THE TASK
All of the data needs to be repeated exactly.

[Stored entries]

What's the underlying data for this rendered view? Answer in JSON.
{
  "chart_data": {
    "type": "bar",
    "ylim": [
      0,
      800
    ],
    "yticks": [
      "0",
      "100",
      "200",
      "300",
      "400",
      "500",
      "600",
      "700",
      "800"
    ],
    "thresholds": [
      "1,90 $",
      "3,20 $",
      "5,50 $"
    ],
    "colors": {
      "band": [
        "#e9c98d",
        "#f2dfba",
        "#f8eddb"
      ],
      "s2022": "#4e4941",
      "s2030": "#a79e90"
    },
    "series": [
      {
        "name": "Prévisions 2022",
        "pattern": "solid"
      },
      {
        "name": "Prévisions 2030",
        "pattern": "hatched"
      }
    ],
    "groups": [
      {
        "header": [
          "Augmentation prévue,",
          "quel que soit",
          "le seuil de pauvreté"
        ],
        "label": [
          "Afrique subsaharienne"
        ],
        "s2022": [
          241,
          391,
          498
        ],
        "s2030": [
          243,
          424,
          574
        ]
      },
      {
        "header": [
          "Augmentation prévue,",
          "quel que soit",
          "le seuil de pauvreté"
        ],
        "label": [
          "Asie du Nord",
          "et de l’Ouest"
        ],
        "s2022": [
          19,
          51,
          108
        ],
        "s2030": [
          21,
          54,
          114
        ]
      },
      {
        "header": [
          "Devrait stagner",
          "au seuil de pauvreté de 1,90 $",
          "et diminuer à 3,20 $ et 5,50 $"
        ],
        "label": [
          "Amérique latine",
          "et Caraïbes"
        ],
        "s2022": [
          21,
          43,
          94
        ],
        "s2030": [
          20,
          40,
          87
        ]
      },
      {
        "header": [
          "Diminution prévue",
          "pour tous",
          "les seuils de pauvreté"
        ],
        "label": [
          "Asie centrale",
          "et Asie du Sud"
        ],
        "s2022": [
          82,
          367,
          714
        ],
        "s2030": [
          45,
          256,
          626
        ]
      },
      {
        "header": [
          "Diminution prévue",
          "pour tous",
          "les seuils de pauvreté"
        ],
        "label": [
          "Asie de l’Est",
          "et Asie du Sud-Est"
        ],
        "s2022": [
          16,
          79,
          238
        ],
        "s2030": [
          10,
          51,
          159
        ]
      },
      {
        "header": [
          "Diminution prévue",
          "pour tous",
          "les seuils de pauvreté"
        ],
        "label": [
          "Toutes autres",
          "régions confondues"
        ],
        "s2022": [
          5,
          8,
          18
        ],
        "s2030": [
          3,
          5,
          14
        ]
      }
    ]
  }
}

RESULT FOR THIS EXERCISE
What's the underlying data for this rendered view? Answer in JSON.
{
  "chart_data": {
    "type": "bar",
    "ylim": [
      0,
      800
    ],
    "yticks": [
      "0",
      "100",
      "200",
      "300",
      "400",
      "500",
      "600",
      "700",
      "800"
    ],
    "thresholds": [
      "1,90 $",
      "3,20 $",
      "5,50 $"
    ],
    "colors": {
      "band": [
        "#e9c98d",
        "#f2dfba",
        "#f8eddb"
      ],
      "s2022": "#4e4941",
      "s2030": "#a79e90"
    },
    "series": [
      {
        "name": "Prévisions 2022",
        "pattern": "solid"
      },
      {
        "name": "Prévisions 2030",
        "pattern": "hatched"
      }
    ],
    "groups": [
      {
        "header": [
          "Augmentation prévue,",
          "quel que soit",
          "le seuil de pauvreté"
        ],
        "label": [
          "Afrique subsaharienne"
        ],
        "s2022": [
          241,
          391,
          498
        ],
        "s2030": [
          243,
          424,
          574
        ]
      },
      {
        "header": [
          "Augmentation prévue,",
          "quel que soit",
          "le seuil de pauvreté"
        ],
        "label": [
          "Asie du Nord",
          "et de l’Ouest"
        ],
        "s2022": [
          19,
          51,
          108
        ],
        "s2030": [
          21,
          54,
          114
        ]
      },
      {
        "header": [
          "Devrait stagner",
          "au seuil de pauvreté de 1,90 $",
          "et diminuer à 3,20 $ et 5,50 $"
        ],
        "label": [
          "Amérique latine",
          "et Caraïbes"
        ],
        "s2022": [
          21,
          43,
          94
        ],
        "s2030": [
          20,
          40,
          87
        ]
      },
      {
        "header": [
          "Diminution prévue",
          "pour tous",
          "les seuils de pauvreté"
        ],
        "label": [
          "Asie centrale",
          "et Asie du Sud"
        ],
        "s2022": [
          82,
          367,
          714
        ],
        "s2030": [
          45,
          256,
          626
        ]
      },
      {
        "header": [
          "Diminution prévue",
          "pour tous",
          "les seuils de pauvreté"
        ],
        "label": [
          "Asie de l’Est",
          "et Asie du Sud-Est"
        ],
        "s2022": [
          16,
          79,
          238
        ],
        "s2030": [
          10,
          51,
          159
        ]
      },
      {
        "header": [
          "Diminution prévue",
          "pour tous",
          "les seuils de pauvreté"
        ],
        "label": [
          "Toutes autres",
          "régions confondues"
        ],
        "s2022": [
          5,
          8,
          18
        ],
        "s2030": [
          3,
          5,
          14
        ]
      }
    ]
  }
}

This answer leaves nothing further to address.